• _Stated exercise_: Copy out the listing that follows, exact in every word, and skip the images.

(A block of data)
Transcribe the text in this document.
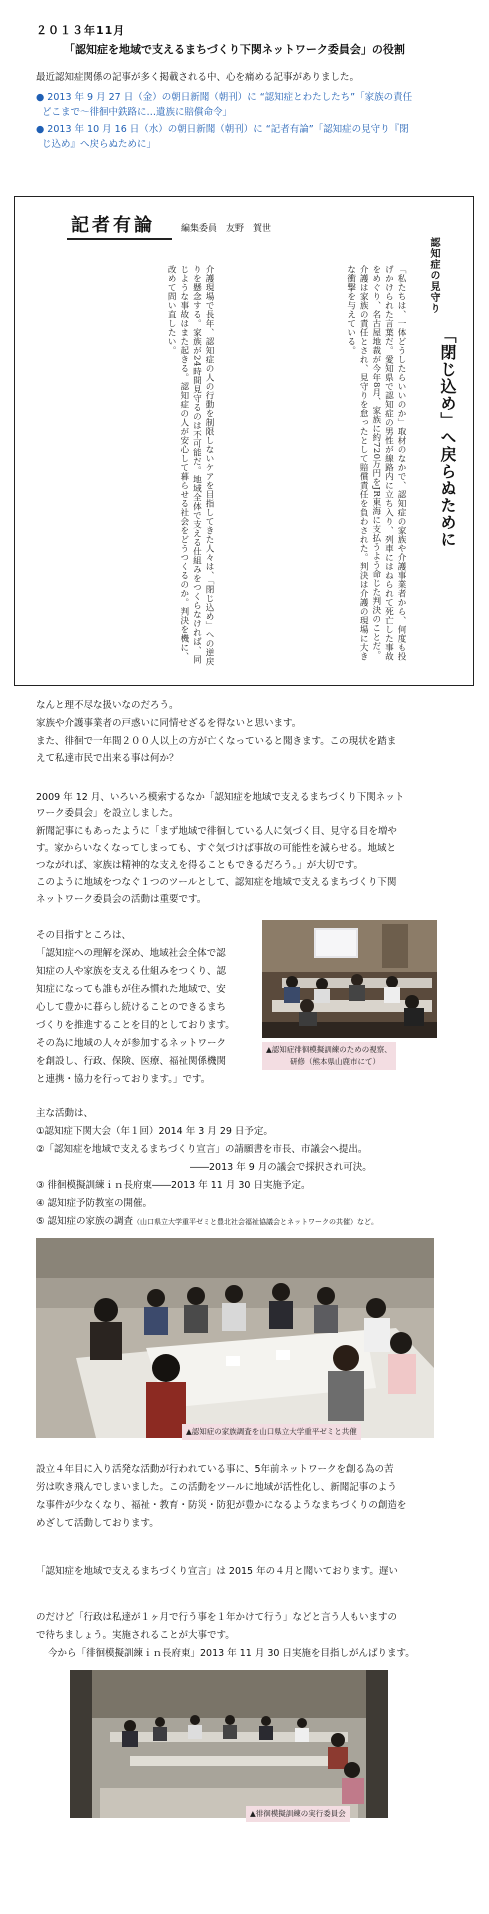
２０１３年11月
「認知症を地域で支えるまちづくり下関ネットワーク委員会」の役割
最近認知症関係の記事が多く掲載される中、心を痛める記事がありました。
● 2013 年 9 月 27 日（金）の朝日新聞（朝刊）に “認知症とわたしたち”「家族の責任
どこまで〜徘徊中鉄路に…遺族に賠償命令」
● 2013 年 10 月 16 日（水）の朝日新聞（朝刊）に “記者有論”「認知症の見守り『閉
じ込め』へ戻らぬために」
記者有論	編集委員　友野　賀世
認知症の見守り
「閉じ込め」へ戻らぬために
「私たちは、一体どうしたらいいのか」取材のなかで、認知症の家族や介護事業者から、何度も投げかけられた言葉だ。愛知県で認知症の男性が線路内に立ち入り、列車にはねられて死亡した事故をめぐり、名古屋地裁が今年8月、家族に約720万円をJR東海に支払うよう命じた判決のことだ。介護は家族の責任とされ、見守りを怠ったとして賠償責任を負わされた。判決は介護の現場に大きな衝撃を与えている。
介護現場で長年、認知症の人の行動を制限しないケアを目指してきた人々は、「閉じ込め」への逆戻りを懸念する。家族が24時間見守るのは不可能だ。地域全体で支える仕組みをつくらなければ、同じような事故はまた起きる。認知症の人が安心して暮らせる社会をどうつくるのか。判決を機に、改めて問い直したい。
なんと理不尽な扱いなのだろう。
家族や介護事業者の戸惑いに同情せざるを得ないと思います。
また、徘徊で一年間２００人以上の方が亡くなっていると聞きます。この現状を踏ま
えて私達市民で出来る事は何か？
2009 年 12 月、いろいろ模索するなか「認知症を地域で支えるまちづくり下関ネット
ワーク委員会」を設立しました。
新聞記事にもあったように「まず地域で徘徊している人に気づく目、見守る目を増や
す。家からいなくなってしまっても、すぐ気づけば事故の可能性を減らせる。地域と
つながれば、家族は精神的な支えを得ることもできるだろう。」が大切です。
このように地域をつなぐ１つのツールとして、認知症を地域で支えるまちづくり下関
ネットワーク委員会の活動は重要です。
その目指すところは、
「認知症への理解を深め、地域社会全体で認
知症の人や家族を支える仕組みをつくり、認
知症になっても誰もが住み慣れた地域で、安
心して豊かに暮らし続けることのできるまち
づくりを推進することを目的としております。
その為に地域の人々が参加するネットワーク
を創設し、行政、保険、医療、福祉関係機関
と連携・協力を行っております。」です。
▲認知症徘徊模擬訓練のための視察、
研修（熊本県山鹿市にて）
主な活動は、
①認知症下関大会（年１回）2014 年 3 月 29 日予定。
②「認知症を地域で支えるまちづくり宣言」の請願書を市長、市議会へ提出。
――2013 年 9 月の議会で採択され可決。
③ 徘徊模擬訓練ｉｎ長府東――2013 年 11 月 30 日実施予定。
④ 認知症予防教室の開催。
⑤ 認知症の家族の調査（山口県立大学重平ゼミと豊北社会福祉協議会とネットワークの共催）など。
▲認知症の家族調査を山口県立大学重平ゼミと共催
設立４年目に入り活発な活動が行われている事に、5年前ネットワークを創る為の苦
労は吹き飛んでしまいました。この活動をツールに地域が活性化し、新聞記事のよう
な事件が少なくなり、福祉・教育・防災・防犯が豊かになるようなまちづくりの創造を
めざして活動しております。
「認知症を地域で支えるまちづくり宣言」は 2015 年の４月と聞いております。遅い
のだけど「行政は私達が１ヶ月で行う事を１年かけて行う」などと言う人もいますの
で待ちましょう。実施されることが大事です。
今から「徘徊模擬訓練ｉｎ長府東」2013 年 11 月 30 日実施を目指しがんばります。
▲徘徊模擬訓練の実行委員会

• _The completed task_:
Transcribe the text in this document.
２０１３年11月
「認知症を地域で支えるまちづくり下関ネットワーク委員会」の役割
最近認知症関係の記事が多く掲載される中、心を痛める記事がありました。
● 2013 年 9 月 27 日（金）の朝日新聞（朝刊）に “認知症とわたしたち”「家族の責任
どこまで〜徘徊中鉄路に…遺族に賠償命令」
● 2013 年 10 月 16 日（水）の朝日新聞（朝刊）に “記者有論”「認知症の見守り『閉
じ込め』へ戻らぬために」
記者有論	編集委員　友野　賀世
認知症の見守り
「閉じ込め」へ戻らぬために
「私たちは、一体どうしたらいいのか」取材のなかで、認知症の家族や介護事業者から、何度も投げかけられた言葉だ。愛知県で認知症の男性が線路内に立ち入り、列車にはねられて死亡した事故をめぐり、名古屋地裁が今年8月、家族に約720万円をJR東海に支払うよう命じた判決のことだ。介護は家族の責任とされ、見守りを怠ったとして賠償責任を負わされた。判決は介護の現場に大きな衝撃を与えている。
介護現場で長年、認知症の人の行動を制限しないケアを目指してきた人々は、「閉じ込め」への逆戻りを懸念する。家族が24時間見守るのは不可能だ。地域全体で支える仕組みをつくらなければ、同じような事故はまた起きる。認知症の人が安心して暮らせる社会をどうつくるのか。判決を機に、改めて問い直したい。
なんと理不尽な扱いなのだろう。
家族や介護事業者の戸惑いに同情せざるを得ないと思います。
また、徘徊で一年間２００人以上の方が亡くなっていると聞きます。この現状を踏ま
えて私達市民で出来る事は何か？
2009 年 12 月、いろいろ模索するなか「認知症を地域で支えるまちづくり下関ネット
ワーク委員会」を設立しました。
新聞記事にもあったように「まず地域で徘徊している人に気づく目、見守る目を増や
す。家からいなくなってしまっても、すぐ気づけば事故の可能性を減らせる。地域と
つながれば、家族は精神的な支えを得ることもできるだろう。」が大切です。
このように地域をつなぐ１つのツールとして、認知症を地域で支えるまちづくり下関
ネットワーク委員会の活動は重要です。
その目指すところは、
「認知症への理解を深め、地域社会全体で認
知症の人や家族を支える仕組みをつくり、認
知症になっても誰もが住み慣れた地域で、安
心して豊かに暮らし続けることのできるまち
づくりを推進することを目的としております。
その為に地域の人々が参加するネットワーク
を創設し、行政、保険、医療、福祉関係機関
と連携・協力を行っております。」です。
▲認知症徘徊模擬訓練のための視察、
研修（熊本県山鹿市にて）
主な活動は、
①認知症下関大会（年１回）2014 年 3 月 29 日予定。
②「認知症を地域で支えるまちづくり宣言」の請願書を市長、市議会へ提出。
――2013 年 9 月の議会で採択され可決。
③ 徘徊模擬訓練ｉｎ長府東――2013 年 11 月 30 日実施予定。
④ 認知症予防教室の開催。
⑤ 認知症の家族の調査（山口県立大学重平ゼミと豊北社会福祉協議会とネットワークの共催）など。
▲認知症の家族調査を山口県立大学重平ゼミと共催
設立４年目に入り活発な活動が行われている事に、5年前ネットワークを創る為の苦
労は吹き飛んでしまいました。この活動をツールに地域が活性化し、新聞記事のよう
な事件が少なくなり、福祉・教育・防災・防犯が豊かになるようなまちづくりの創造を
めざして活動しております。
「認知症を地域で支えるまちづくり宣言」は 2015 年の４月と聞いております。遅い
のだけど「行政は私達が１ヶ月で行う事を１年かけて行う」などと言う人もいますの
で待ちましょう。実施されることが大事です。
今から「徘徊模擬訓練ｉｎ長府東」2013 年 11 月 30 日実施を目指しがんばります。
▲徘徊模擬訓練の実行委員会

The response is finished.